[Stored records]
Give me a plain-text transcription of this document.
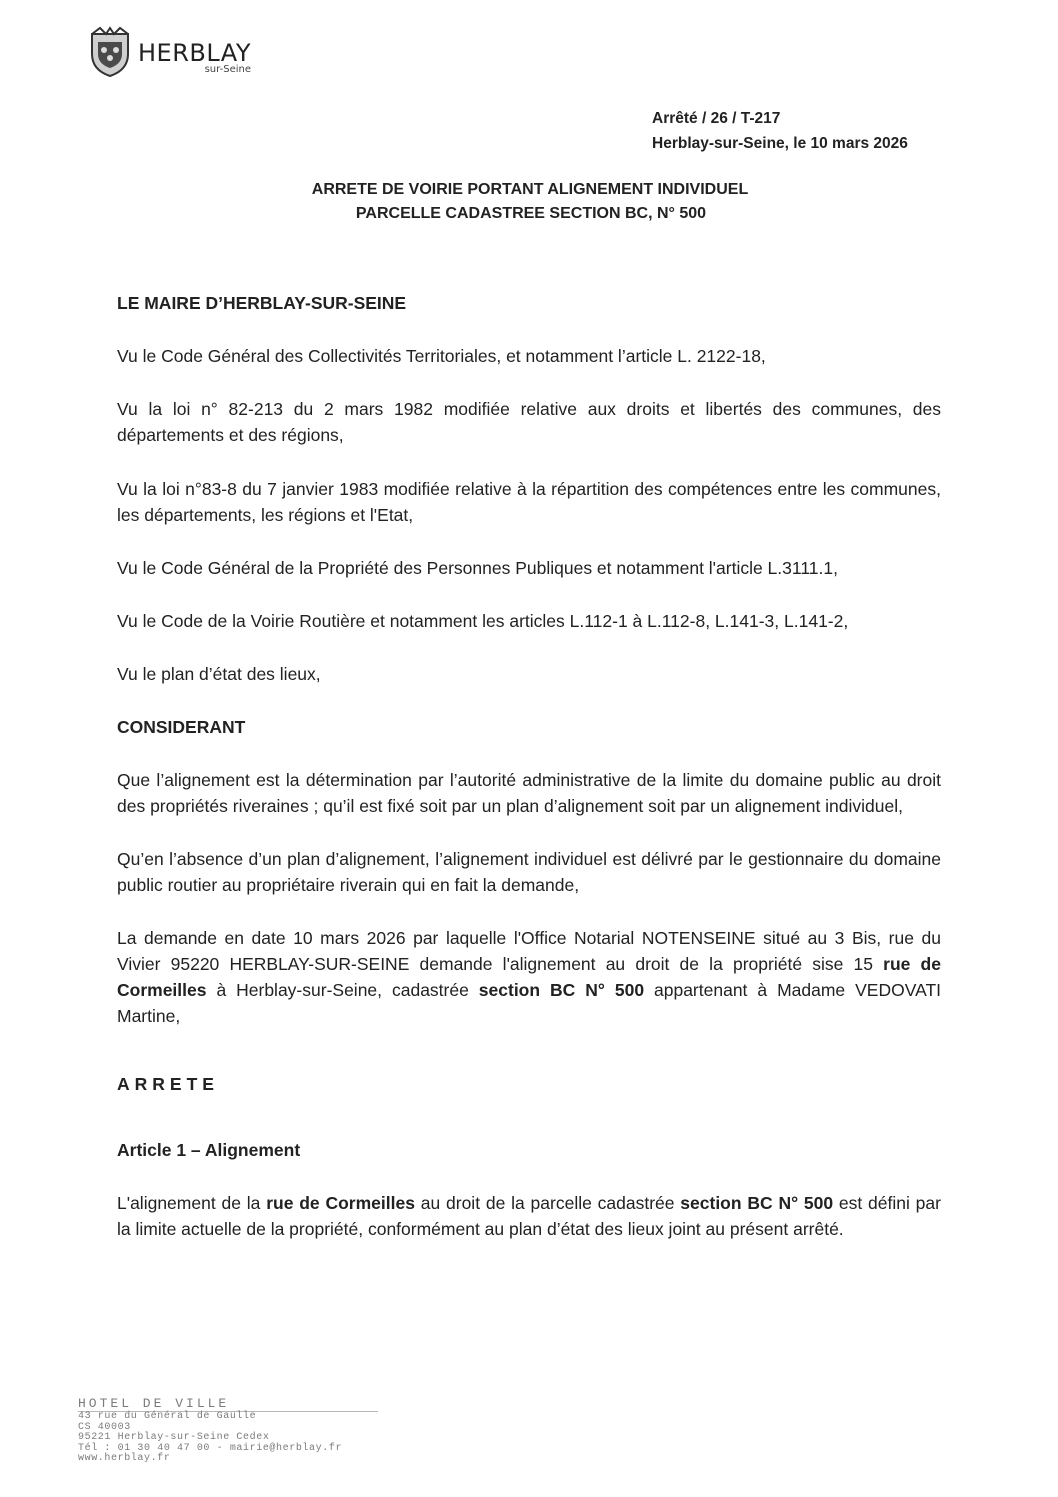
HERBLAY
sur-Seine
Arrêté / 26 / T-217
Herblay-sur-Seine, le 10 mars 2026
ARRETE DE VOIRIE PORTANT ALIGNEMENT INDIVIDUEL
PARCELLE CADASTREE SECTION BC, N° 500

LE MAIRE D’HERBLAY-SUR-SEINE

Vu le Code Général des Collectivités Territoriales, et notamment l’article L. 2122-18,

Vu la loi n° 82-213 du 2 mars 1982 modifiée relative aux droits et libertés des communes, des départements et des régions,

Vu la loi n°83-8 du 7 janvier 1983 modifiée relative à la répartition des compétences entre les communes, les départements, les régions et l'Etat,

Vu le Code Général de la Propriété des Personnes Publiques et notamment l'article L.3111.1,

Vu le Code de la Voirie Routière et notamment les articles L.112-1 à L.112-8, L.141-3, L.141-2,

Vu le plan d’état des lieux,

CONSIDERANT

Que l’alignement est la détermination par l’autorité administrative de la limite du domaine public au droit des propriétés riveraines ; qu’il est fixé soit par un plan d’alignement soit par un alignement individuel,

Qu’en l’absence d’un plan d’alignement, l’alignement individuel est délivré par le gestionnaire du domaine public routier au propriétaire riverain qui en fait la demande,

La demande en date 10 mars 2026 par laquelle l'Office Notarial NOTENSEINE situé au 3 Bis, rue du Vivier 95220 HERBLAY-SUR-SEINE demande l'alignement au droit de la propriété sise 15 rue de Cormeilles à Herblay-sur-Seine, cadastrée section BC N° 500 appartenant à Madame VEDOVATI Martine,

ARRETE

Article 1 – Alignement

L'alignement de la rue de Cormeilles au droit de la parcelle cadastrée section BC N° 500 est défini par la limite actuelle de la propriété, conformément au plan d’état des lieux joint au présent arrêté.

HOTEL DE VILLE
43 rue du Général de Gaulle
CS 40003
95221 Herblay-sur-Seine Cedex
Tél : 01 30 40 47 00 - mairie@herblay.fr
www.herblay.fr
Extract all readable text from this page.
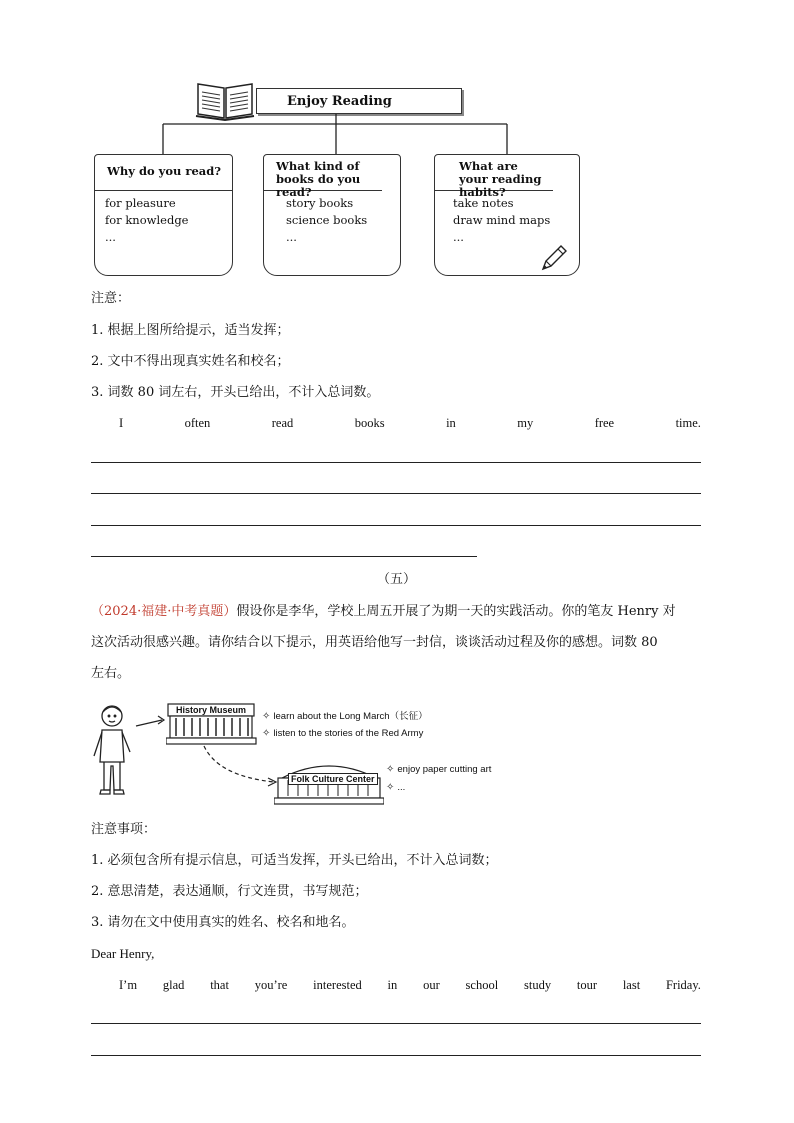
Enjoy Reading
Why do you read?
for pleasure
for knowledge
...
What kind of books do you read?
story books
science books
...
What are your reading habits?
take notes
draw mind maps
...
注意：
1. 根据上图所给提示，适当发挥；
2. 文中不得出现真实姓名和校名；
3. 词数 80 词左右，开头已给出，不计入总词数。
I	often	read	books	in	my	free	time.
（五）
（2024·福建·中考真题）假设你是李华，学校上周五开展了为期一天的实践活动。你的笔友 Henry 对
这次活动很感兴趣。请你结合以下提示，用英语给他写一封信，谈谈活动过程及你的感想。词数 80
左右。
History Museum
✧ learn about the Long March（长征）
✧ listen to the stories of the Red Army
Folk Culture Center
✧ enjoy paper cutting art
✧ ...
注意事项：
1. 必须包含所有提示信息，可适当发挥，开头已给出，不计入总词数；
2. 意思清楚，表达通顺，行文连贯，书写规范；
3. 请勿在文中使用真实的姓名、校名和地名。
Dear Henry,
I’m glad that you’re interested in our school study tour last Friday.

:: EXERCISE ::
Identify and copy the lines holding the word "public".

:: TASK RESULT ::
Que l’alignement est la détermination par l’autorité administrative de la limite du domaine public au droit des propriétés riveraines ; qu’il est fixé soit par un plan d’alignement soit par un alignement individuel,
Qu’en l’absence d’un plan d’alignement, l’alignement individuel est délivré par le gestionnaire du domaine public routier au propriétaire riverain qui en fait la demande,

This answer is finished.